[Entries with figure data]
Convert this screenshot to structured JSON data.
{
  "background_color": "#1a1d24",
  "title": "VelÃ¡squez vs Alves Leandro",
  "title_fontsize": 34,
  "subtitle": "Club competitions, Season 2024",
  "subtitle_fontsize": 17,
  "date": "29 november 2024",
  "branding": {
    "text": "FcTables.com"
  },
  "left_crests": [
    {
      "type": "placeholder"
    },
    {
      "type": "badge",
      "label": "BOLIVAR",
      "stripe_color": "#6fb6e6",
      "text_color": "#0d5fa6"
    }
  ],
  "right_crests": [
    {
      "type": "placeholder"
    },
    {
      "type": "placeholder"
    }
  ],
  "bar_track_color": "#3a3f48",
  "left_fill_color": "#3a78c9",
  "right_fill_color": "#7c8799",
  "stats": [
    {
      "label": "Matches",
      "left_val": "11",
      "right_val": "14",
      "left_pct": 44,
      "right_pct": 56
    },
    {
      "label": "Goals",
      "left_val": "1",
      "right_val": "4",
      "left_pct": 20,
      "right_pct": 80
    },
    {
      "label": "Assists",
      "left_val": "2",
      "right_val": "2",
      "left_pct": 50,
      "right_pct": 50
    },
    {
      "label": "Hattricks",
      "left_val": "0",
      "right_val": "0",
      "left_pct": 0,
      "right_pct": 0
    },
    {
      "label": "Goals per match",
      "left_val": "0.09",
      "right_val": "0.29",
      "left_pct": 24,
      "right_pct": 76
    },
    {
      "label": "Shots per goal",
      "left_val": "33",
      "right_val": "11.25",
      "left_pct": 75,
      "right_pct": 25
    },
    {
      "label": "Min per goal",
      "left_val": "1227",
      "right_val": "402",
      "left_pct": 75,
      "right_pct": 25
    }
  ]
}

- Task goal -
Reproduce all of the entries word for word.

- Worked answer -
Convert this screenshot to structured JSON data.
{
  "background_color": "#1a1d24",
  "title": "VelÃ¡squez vs Alves Leandro",
  "title_fontsize": 34,
  "subtitle": "Club competitions, Season 2024",
  "subtitle_fontsize": 17,
  "date": "29 november 2024",
  "branding": {
    "text": "FcTables.com"
  },
  "left_crests": [
    {
      "type": "placeholder"
    },
    {
      "type": "badge",
      "label": "BOLIVAR",
      "stripe_color": "#6fb6e6",
      "text_color": "#0d5fa6"
    }
  ],
  "right_crests": [
    {
      "type": "placeholder"
    },
    {
      "type": "placeholder"
    }
  ],
  "bar_track_color": "#3a3f48",
  "left_fill_color": "#3a78c9",
  "right_fill_color": "#7c8799",
  "stats": [
    {
      "label": "Matches",
      "left_val": "11",
      "right_val": "14",
      "left_pct": 44,
      "right_pct": 56
    },
    {
      "label": "Goals",
      "left_val": "1",
      "right_val": "4",
      "left_pct": 20,
      "right_pct": 80
    },
    {
      "label": "Assists",
      "left_val": "2",
      "right_val": "2",
      "left_pct": 50,
      "right_pct": 50
    },
    {
      "label": "Hattricks",
      "left_val": "0",
      "right_val": "0",
      "left_pct": 0,
      "right_pct": 0
    },
    {
      "label": "Goals per match",
      "left_val": "0.09",
      "right_val": "0.29",
      "left_pct": 24,
      "right_pct": 76
    },
    {
      "label": "Shots per goal",
      "left_val": "33",
      "right_val": "11.25",
      "left_pct": 75,
      "right_pct": 25
    },
    {
      "label": "Min per goal",
      "left_val": "1227",
      "right_val": "402",
      "left_pct": 75,
      "right_pct": 25
    }
  ]
}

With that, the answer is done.